▶ **WHAT NEEDS TO BE DONE**
Look through the listing below and report how many lines contain "Engineer", as a bare number.

▶ **INPUT**
^^^^

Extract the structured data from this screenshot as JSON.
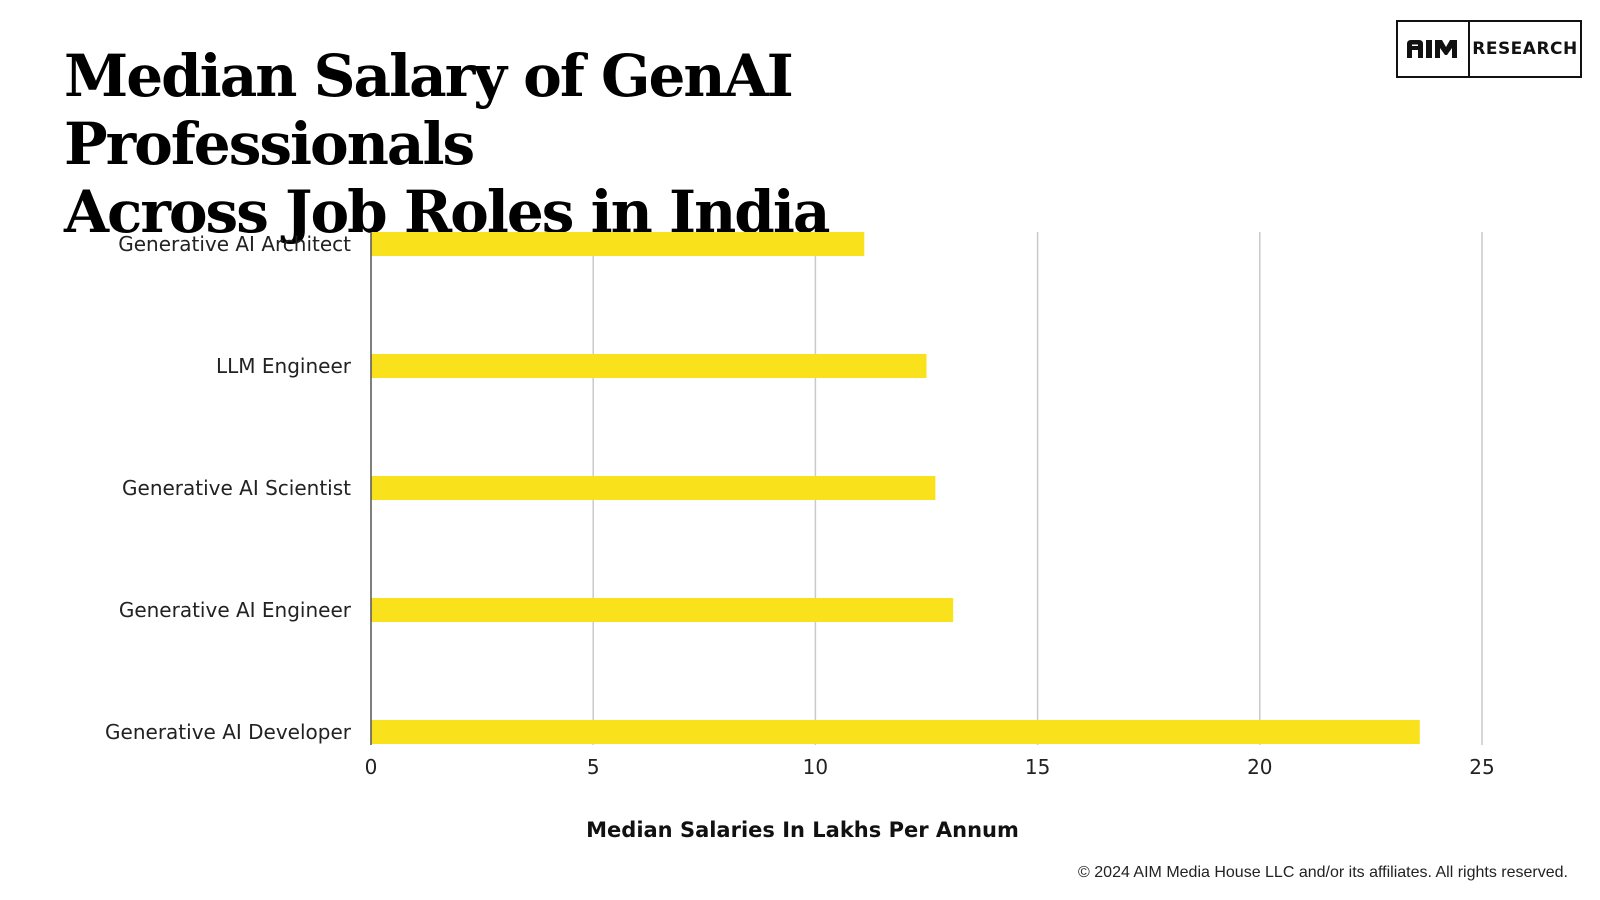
{
  "title": {
    "line1": "Median Salary of GenAI Professionals",
    "line2": "Across Job Roles in India"
  },
  "logo": {
    "mark": "AIM",
    "text": "RESEARCH"
  },
  "chart_data": {
    "type": "bar",
    "orientation": "horizontal",
    "categories": [
      "Generative AI Architect",
      "LLM Engineer",
      "Generative AI Scientist",
      "Generative AI Engineer",
      "Generative AI Developer"
    ],
    "values": [
      11.1,
      12.5,
      12.7,
      13.1,
      23.6
    ],
    "xlabel": "Median Salaries In Lakhs Per Annum",
    "ylabel": "",
    "xlim": [
      0,
      25
    ],
    "xticks": [
      0,
      5,
      10,
      15,
      20,
      25
    ],
    "grid": true,
    "bar_color": "#F9E21B",
    "grid_color": "#C9C9C9"
  },
  "footer": {
    "copyright": "© 2024 AIM Media House LLC and/or its affiliates. All rights reserved."
  }
}
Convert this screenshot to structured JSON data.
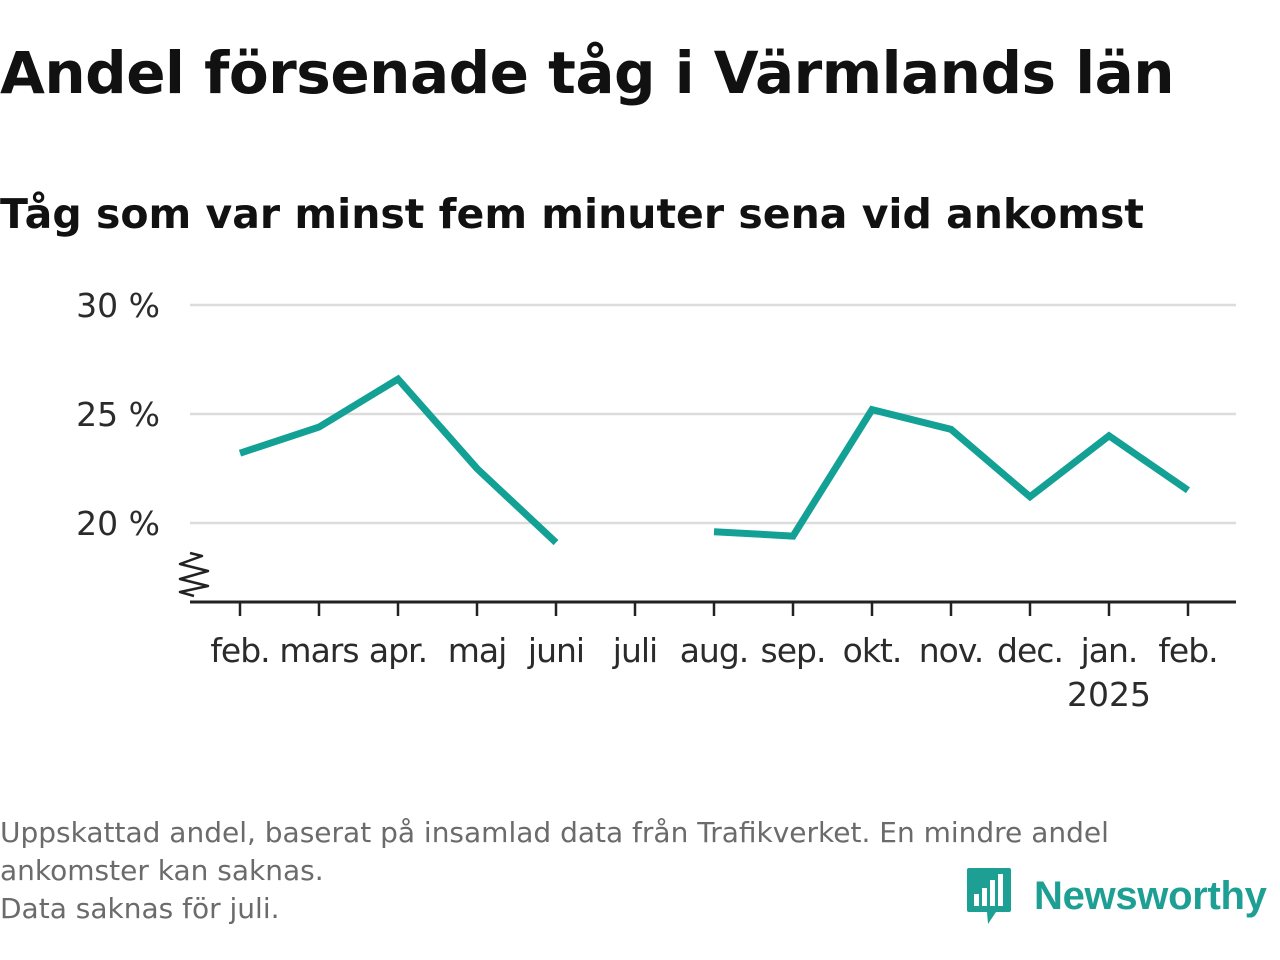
{
  "header": {
    "title": "Andel försenade tåg i Värmlands län",
    "subtitle": "Tåg som var minst fem minuter sena vid ankomst"
  },
  "chart_data": {
    "type": "line",
    "title": "Andel försenade tåg i Värmlands län",
    "subtitle": "Tåg som var minst fem minuter sena vid ankomst",
    "xlabel": "",
    "ylabel": "",
    "categories": [
      "feb.",
      "mars",
      "apr.",
      "maj",
      "juni",
      "juli",
      "aug.",
      "sep.",
      "okt.",
      "nov.",
      "dec.",
      "jan.",
      "feb."
    ],
    "year_label": "2025",
    "year_label_index": 11,
    "series": [
      {
        "values": [
          23.2,
          24.4,
          26.6,
          22.5,
          19.1,
          null,
          19.6,
          19.4,
          25.2,
          24.3,
          21.2,
          24.0,
          21.5
        ],
        "color": "#13a095"
      }
    ],
    "y_ticks": [
      20,
      25,
      30
    ],
    "y_tick_labels": [
      "20 %",
      "25 %",
      "30 %"
    ],
    "ylim": [
      16.5,
      30
    ],
    "y_axis_break": true,
    "grid": "horizontal",
    "legend": "none"
  },
  "footnote": {
    "lines": [
      "Uppskattad andel, baserat på insamlad data från Trafikverket. En mindre andel",
      "ankomster kan saknas.",
      "Data saknas för juli."
    ]
  },
  "brand": {
    "name": "Newsworthy",
    "icon": "newsworthy-logo-icon",
    "color": "#1e9f94"
  }
}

^^^^

▶ **SOLUTION**
2